* [GIVEN PROBLEM]:
Read the records and gather each line that includes "JSON".

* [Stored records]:

== == ==

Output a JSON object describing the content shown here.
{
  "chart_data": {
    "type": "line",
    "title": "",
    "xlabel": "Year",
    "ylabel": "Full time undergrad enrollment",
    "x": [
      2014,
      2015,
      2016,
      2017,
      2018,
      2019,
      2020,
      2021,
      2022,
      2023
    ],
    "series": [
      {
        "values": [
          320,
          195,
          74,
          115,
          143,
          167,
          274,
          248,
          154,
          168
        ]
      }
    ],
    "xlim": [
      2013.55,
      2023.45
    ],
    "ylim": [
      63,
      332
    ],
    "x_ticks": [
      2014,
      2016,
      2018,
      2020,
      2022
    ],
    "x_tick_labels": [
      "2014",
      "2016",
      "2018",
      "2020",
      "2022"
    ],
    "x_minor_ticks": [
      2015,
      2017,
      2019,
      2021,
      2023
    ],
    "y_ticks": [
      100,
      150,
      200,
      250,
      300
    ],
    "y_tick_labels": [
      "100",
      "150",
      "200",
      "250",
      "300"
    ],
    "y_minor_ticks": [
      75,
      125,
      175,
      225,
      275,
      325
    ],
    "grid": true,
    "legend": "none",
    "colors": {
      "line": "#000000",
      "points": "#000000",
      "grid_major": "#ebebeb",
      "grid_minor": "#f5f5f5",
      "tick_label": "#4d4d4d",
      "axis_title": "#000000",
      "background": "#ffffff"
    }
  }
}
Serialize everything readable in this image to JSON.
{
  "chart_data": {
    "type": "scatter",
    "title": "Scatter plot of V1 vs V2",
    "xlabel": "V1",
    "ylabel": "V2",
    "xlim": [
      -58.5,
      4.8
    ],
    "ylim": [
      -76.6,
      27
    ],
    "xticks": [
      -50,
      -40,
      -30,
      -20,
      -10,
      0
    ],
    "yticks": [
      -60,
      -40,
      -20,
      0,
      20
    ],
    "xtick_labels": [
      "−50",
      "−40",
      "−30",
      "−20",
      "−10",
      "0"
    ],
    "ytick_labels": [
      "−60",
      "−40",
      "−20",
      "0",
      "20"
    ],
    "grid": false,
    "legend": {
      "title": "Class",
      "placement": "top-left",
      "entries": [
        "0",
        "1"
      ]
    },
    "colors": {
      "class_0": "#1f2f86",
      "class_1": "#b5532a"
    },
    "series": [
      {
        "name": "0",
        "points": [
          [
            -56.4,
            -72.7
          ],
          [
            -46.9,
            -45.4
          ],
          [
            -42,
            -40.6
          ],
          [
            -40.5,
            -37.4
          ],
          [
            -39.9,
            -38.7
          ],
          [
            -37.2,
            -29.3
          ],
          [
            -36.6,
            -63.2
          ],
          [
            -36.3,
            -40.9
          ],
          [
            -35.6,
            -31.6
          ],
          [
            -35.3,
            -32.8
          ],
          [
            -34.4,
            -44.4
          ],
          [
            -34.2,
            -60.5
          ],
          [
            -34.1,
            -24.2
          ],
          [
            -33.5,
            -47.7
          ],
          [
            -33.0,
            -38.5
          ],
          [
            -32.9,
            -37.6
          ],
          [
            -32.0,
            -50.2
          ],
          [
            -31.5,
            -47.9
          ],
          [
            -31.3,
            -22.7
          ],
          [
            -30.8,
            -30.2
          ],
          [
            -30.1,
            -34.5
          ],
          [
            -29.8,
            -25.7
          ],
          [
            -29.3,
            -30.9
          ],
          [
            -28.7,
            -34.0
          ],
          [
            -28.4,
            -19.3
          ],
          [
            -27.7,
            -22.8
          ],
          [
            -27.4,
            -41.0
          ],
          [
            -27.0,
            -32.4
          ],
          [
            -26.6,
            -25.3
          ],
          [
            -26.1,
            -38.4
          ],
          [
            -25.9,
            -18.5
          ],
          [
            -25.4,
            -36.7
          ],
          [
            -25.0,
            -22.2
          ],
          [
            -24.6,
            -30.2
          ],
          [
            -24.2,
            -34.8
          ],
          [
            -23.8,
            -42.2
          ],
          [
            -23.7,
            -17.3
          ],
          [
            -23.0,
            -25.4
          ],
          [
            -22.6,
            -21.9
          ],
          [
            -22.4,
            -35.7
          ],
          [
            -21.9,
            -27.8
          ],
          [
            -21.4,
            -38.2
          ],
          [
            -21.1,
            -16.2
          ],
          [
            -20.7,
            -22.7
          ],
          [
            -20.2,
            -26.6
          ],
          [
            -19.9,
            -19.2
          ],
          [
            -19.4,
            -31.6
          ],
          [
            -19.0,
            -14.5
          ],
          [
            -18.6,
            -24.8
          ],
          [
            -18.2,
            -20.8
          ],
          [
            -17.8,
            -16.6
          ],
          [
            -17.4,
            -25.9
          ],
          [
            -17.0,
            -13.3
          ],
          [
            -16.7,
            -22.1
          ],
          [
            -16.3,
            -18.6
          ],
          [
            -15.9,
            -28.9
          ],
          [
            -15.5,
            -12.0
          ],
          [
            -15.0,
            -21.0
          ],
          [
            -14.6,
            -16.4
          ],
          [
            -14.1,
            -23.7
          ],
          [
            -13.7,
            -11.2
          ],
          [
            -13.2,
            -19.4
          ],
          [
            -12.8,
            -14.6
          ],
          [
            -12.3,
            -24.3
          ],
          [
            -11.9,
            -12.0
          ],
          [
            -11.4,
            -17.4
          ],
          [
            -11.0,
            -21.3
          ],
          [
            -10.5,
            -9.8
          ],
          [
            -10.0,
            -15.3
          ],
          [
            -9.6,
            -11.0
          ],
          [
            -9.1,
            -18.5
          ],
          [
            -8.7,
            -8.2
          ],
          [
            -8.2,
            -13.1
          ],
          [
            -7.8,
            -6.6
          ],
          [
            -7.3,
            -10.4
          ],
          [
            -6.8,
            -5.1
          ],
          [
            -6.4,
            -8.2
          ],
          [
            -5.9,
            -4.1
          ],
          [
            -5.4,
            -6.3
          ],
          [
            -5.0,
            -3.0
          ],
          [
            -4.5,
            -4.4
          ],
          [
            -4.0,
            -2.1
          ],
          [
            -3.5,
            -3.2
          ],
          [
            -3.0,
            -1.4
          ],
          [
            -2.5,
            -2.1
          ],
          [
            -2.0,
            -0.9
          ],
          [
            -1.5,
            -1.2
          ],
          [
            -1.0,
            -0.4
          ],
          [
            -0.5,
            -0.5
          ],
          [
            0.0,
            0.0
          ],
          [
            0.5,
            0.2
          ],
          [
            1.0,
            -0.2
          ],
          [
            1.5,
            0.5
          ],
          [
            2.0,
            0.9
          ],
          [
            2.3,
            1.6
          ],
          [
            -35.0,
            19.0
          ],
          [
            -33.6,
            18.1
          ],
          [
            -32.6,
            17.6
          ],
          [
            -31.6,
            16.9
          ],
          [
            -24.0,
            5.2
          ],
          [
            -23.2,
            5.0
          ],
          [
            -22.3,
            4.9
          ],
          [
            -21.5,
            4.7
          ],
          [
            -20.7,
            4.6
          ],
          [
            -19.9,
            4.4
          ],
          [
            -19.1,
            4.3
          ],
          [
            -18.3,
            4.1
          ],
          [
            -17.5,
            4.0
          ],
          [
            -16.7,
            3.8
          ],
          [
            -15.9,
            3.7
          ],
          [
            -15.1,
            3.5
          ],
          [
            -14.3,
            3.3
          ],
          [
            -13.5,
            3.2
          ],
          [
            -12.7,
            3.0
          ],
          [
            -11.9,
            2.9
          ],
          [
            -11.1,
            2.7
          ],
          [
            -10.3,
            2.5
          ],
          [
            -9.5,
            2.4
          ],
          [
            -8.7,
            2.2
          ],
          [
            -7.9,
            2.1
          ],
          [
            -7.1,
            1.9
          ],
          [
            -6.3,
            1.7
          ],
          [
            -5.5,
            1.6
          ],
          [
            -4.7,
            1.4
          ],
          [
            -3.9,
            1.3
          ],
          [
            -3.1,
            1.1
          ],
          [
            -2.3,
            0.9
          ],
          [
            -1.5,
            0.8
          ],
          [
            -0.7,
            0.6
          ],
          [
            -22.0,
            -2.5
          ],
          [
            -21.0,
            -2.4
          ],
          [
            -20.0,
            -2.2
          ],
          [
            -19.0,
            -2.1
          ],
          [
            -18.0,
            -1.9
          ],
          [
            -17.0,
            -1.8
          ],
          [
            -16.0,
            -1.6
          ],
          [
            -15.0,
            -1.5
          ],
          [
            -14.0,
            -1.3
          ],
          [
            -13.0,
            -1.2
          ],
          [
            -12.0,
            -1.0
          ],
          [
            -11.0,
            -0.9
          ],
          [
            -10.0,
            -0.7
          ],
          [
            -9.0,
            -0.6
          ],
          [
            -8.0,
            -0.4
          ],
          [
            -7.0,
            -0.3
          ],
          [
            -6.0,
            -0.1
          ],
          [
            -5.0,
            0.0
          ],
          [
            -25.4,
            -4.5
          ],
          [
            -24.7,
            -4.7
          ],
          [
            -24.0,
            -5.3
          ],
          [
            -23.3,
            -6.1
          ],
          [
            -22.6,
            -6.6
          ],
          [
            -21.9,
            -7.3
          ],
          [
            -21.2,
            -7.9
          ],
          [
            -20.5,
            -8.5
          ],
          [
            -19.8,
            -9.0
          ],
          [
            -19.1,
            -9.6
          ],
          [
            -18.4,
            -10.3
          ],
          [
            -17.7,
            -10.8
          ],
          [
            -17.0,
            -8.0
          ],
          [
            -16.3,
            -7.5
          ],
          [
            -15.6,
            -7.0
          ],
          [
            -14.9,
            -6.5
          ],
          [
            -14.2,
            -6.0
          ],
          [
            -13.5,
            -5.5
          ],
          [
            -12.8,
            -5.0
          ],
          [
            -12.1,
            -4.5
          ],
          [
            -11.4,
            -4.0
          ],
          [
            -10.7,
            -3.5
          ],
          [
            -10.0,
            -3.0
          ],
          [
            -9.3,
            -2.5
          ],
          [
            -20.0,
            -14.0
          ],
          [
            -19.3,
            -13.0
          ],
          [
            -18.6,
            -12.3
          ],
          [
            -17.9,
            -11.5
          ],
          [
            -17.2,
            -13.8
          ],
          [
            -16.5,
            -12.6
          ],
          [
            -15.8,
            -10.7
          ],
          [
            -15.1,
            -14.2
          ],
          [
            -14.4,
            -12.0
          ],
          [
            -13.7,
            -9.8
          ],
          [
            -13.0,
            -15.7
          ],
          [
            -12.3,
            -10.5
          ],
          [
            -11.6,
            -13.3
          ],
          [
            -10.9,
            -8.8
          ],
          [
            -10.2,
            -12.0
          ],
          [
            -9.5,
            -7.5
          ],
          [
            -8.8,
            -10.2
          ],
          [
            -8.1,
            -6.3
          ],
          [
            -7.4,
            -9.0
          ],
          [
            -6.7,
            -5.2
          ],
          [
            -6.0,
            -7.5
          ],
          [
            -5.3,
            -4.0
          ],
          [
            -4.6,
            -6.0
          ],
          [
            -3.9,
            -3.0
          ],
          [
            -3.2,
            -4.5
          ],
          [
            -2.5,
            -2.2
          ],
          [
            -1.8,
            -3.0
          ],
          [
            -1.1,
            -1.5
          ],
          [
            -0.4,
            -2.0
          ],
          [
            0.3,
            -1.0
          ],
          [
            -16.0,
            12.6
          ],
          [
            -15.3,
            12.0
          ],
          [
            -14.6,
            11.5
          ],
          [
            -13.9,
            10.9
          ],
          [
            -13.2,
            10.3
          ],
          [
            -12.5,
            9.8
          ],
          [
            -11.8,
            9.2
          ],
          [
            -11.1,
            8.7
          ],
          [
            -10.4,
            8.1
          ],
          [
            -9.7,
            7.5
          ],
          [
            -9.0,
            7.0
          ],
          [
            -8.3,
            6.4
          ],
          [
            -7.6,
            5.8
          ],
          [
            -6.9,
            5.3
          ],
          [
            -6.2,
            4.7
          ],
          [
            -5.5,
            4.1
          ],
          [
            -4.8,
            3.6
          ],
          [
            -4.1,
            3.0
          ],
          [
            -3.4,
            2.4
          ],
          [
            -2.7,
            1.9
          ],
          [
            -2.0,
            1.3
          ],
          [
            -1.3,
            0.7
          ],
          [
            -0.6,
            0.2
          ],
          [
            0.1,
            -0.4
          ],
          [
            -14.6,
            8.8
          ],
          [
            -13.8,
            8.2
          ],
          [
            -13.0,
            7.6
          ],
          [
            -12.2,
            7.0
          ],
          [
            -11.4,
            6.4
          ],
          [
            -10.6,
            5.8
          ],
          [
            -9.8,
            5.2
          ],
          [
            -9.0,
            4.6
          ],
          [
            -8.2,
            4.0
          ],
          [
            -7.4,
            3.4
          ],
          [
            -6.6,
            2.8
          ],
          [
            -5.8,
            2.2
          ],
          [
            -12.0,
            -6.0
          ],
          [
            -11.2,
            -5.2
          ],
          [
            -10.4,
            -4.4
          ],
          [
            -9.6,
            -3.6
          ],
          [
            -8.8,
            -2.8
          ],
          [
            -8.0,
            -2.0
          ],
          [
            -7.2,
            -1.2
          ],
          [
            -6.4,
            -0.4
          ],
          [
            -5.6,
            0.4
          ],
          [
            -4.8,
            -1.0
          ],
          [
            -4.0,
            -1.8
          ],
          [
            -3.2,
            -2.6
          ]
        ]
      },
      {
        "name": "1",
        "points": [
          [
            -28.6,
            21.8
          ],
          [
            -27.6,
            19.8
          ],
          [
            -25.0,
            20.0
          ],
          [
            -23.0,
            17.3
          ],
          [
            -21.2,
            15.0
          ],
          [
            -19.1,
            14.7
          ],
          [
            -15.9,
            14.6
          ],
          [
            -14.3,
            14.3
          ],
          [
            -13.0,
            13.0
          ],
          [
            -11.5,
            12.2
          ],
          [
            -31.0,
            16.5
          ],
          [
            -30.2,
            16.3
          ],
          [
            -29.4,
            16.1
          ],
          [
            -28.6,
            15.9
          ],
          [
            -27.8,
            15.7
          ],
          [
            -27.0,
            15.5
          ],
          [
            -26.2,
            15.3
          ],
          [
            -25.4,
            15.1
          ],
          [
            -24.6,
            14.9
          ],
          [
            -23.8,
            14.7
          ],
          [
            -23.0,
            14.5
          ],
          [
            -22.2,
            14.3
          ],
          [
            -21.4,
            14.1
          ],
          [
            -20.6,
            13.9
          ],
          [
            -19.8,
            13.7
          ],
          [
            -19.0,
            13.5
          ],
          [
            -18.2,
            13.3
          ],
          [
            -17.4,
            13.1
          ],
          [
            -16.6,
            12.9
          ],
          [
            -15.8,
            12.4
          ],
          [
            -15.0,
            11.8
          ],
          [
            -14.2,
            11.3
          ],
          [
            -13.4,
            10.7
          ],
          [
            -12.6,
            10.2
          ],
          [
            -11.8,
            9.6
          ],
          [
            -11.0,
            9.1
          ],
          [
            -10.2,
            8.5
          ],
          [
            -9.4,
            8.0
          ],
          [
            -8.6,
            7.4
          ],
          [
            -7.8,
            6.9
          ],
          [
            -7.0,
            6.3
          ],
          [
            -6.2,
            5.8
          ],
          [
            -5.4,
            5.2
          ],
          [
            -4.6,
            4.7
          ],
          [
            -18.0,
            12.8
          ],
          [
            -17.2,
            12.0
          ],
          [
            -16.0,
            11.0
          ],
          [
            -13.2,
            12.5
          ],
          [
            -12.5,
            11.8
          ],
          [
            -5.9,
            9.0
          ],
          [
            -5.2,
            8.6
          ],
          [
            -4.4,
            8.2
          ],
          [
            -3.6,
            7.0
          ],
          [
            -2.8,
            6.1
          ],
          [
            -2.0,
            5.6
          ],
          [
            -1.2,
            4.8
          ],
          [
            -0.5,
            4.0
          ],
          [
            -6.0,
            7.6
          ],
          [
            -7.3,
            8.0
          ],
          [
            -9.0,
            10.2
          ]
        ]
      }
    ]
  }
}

== == ==

* [EXPECTED ANSWER]:
Output a JSON object describing the content shown here.
Serialize everything readable in this image to JSON.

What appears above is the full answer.